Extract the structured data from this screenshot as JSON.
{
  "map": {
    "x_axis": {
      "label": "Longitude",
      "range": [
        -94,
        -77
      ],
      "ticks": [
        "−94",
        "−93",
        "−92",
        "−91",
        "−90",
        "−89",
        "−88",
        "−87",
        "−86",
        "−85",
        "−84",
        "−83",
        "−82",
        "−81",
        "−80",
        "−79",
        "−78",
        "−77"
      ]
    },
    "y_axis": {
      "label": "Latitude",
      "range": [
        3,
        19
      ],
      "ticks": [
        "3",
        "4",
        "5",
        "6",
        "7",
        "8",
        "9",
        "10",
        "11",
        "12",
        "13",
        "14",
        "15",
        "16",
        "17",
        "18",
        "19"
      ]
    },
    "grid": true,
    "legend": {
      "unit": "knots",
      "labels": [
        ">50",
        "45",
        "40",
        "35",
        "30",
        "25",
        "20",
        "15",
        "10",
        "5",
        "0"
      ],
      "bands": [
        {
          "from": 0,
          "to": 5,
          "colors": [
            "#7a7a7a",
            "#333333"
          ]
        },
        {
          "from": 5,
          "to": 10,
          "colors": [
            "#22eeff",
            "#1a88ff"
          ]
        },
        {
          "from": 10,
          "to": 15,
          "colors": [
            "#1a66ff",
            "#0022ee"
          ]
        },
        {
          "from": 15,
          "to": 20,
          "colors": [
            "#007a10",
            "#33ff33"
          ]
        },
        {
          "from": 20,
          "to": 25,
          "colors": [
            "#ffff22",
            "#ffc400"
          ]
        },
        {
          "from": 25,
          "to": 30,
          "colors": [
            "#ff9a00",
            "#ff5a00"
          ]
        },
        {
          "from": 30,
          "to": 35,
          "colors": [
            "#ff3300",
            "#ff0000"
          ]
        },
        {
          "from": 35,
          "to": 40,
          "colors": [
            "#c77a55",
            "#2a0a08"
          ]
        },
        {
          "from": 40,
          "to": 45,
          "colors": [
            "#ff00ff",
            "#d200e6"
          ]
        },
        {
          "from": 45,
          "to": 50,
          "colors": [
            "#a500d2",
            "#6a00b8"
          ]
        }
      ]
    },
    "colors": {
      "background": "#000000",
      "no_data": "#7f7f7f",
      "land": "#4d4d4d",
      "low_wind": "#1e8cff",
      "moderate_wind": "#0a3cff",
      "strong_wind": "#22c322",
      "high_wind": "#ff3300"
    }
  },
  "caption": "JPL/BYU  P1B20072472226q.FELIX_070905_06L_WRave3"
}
____
TASK DETAILS | Extract the complete listing above, reproducing each line exactly.

EXPECTED OUTPUT |
Extract the structured data from this screenshot as JSON.
{
  "map": {
    "x_axis": {
      "label": "Longitude",
      "range": [
        -94,
        -77
      ],
      "ticks": [
        "−94",
        "−93",
        "−92",
        "−91",
        "−90",
        "−89",
        "−88",
        "−87",
        "−86",
        "−85",
        "−84",
        "−83",
        "−82",
        "−81",
        "−80",
        "−79",
        "−78",
        "−77"
      ]
    },
    "y_axis": {
      "label": "Latitude",
      "range": [
        3,
        19
      ],
      "ticks": [
        "3",
        "4",
        "5",
        "6",
        "7",
        "8",
        "9",
        "10",
        "11",
        "12",
        "13",
        "14",
        "15",
        "16",
        "17",
        "18",
        "19"
      ]
    },
    "grid": true,
    "legend": {
      "unit": "knots",
      "labels": [
        ">50",
        "45",
        "40",
        "35",
        "30",
        "25",
        "20",
        "15",
        "10",
        "5",
        "0"
      ],
      "bands": [
        {
          "from": 0,
          "to": 5,
          "colors": [
            "#7a7a7a",
            "#333333"
          ]
        },
        {
          "from": 5,
          "to": 10,
          "colors": [
            "#22eeff",
            "#1a88ff"
          ]
        },
        {
          "from": 10,
          "to": 15,
          "colors": [
            "#1a66ff",
            "#0022ee"
          ]
        },
        {
          "from": 15,
          "to": 20,
          "colors": [
            "#007a10",
            "#33ff33"
          ]
        },
        {
          "from": 20,
          "to": 25,
          "colors": [
            "#ffff22",
            "#ffc400"
          ]
        },
        {
          "from": 25,
          "to": 30,
          "colors": [
            "#ff9a00",
            "#ff5a00"
          ]
        },
        {
          "from": 30,
          "to": 35,
          "colors": [
            "#ff3300",
            "#ff0000"
          ]
        },
        {
          "from": 35,
          "to": 40,
          "colors": [
            "#c77a55",
            "#2a0a08"
          ]
        },
        {
          "from": 40,
          "to": 45,
          "colors": [
            "#ff00ff",
            "#d200e6"
          ]
        },
        {
          "from": 45,
          "to": 50,
          "colors": [
            "#a500d2",
            "#6a00b8"
          ]
        }
      ]
    },
    "colors": {
      "background": "#000000",
      "no_data": "#7f7f7f",
      "land": "#4d4d4d",
      "low_wind": "#1e8cff",
      "moderate_wind": "#0a3cff",
      "strong_wind": "#22c322",
      "high_wind": "#ff3300"
    }
  },
  "caption": "JPL/BYU  P1B20072472226q.FELIX_070905_06L_WRave3"
}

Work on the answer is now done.